Items from a dataset
━━━
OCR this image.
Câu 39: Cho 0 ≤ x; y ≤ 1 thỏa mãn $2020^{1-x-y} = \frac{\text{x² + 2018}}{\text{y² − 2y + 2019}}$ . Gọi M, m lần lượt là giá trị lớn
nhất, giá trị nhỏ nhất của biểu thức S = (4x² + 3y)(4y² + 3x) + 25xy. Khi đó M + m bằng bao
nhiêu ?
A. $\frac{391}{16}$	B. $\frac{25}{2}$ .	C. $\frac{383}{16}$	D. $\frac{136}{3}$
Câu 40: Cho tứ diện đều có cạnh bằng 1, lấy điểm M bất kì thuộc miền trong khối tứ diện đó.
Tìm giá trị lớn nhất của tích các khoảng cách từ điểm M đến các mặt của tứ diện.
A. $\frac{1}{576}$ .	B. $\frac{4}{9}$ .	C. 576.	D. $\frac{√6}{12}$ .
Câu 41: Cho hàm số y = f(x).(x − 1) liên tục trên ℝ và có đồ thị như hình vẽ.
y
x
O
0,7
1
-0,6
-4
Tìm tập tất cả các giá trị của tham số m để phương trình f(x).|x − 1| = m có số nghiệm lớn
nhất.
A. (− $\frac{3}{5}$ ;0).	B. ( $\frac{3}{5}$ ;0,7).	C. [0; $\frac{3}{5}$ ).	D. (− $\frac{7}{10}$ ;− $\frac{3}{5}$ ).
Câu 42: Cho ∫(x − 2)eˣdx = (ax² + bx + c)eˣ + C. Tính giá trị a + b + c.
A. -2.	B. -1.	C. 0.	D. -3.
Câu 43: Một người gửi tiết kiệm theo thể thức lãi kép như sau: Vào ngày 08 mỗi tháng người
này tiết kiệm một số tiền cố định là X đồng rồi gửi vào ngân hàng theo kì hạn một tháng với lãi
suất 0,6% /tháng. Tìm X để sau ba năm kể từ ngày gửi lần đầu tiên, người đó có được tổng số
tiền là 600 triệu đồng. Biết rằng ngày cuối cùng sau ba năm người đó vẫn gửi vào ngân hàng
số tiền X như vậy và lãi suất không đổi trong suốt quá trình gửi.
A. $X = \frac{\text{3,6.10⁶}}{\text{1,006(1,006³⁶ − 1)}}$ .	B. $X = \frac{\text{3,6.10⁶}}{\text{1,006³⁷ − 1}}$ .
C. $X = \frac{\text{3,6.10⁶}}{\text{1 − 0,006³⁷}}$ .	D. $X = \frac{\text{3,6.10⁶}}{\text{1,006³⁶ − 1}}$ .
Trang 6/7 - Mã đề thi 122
━━━
▶ _TASK REQUIREMENTS_
Print every entry exactly as written.

▶ _COMPLETE RESPONSE_
OCR this image.
Câu 39: Cho 0 ≤ x; y ≤ 1 thỏa mãn $2020^{1-x-y} = \frac{\text{x² + 2018}}{\text{y² − 2y + 2019}}$ . Gọi M, m lần lượt là giá trị lớn
nhất, giá trị nhỏ nhất của biểu thức S = (4x² + 3y)(4y² + 3x) + 25xy. Khi đó M + m bằng bao
nhiêu ?
A. $\frac{391}{16}$	B. $\frac{25}{2}$ .	C. $\frac{383}{16}$	D. $\frac{136}{3}$
Câu 40: Cho tứ diện đều có cạnh bằng 1, lấy điểm M bất kì thuộc miền trong khối tứ diện đó.
Tìm giá trị lớn nhất của tích các khoảng cách từ điểm M đến các mặt của tứ diện.
A. $\frac{1}{576}$ .	B. $\frac{4}{9}$ .	C. 576.	D. $\frac{√6}{12}$ .
Câu 41: Cho hàm số y = f(x).(x − 1) liên tục trên ℝ và có đồ thị như hình vẽ.
y
x
O
0,7
1
-0,6
-4
Tìm tập tất cả các giá trị của tham số m để phương trình f(x).|x − 1| = m có số nghiệm lớn
nhất.
A. (− $\frac{3}{5}$ ;0).	B. ( $\frac{3}{5}$ ;0,7).	C. [0; $\frac{3}{5}$ ).	D. (− $\frac{7}{10}$ ;− $\frac{3}{5}$ ).
Câu 42: Cho ∫(x − 2)eˣdx = (ax² + bx + c)eˣ + C. Tính giá trị a + b + c.
A. -2.	B. -1.	C. 0.	D. -3.
Câu 43: Một người gửi tiết kiệm theo thể thức lãi kép như sau: Vào ngày 08 mỗi tháng người
này tiết kiệm một số tiền cố định là X đồng rồi gửi vào ngân hàng theo kì hạn một tháng với lãi
suất 0,6% /tháng. Tìm X để sau ba năm kể từ ngày gửi lần đầu tiên, người đó có được tổng số
tiền là 600 triệu đồng. Biết rằng ngày cuối cùng sau ba năm người đó vẫn gửi vào ngân hàng
số tiền X như vậy và lãi suất không đổi trong suốt quá trình gửi.
A. $X = \frac{\text{3,6.10⁶}}{\text{1,006(1,006³⁶ − 1)}}$ .	B. $X = \frac{\text{3,6.10⁶}}{\text{1,006³⁷ − 1}}$ .
C. $X = \frac{\text{3,6.10⁶}}{\text{1 − 0,006³⁷}}$ .	D. $X = \frac{\text{3,6.10⁶}}{\text{1,006³⁶ − 1}}$ .
Trang 6/7 - Mã đề thi 122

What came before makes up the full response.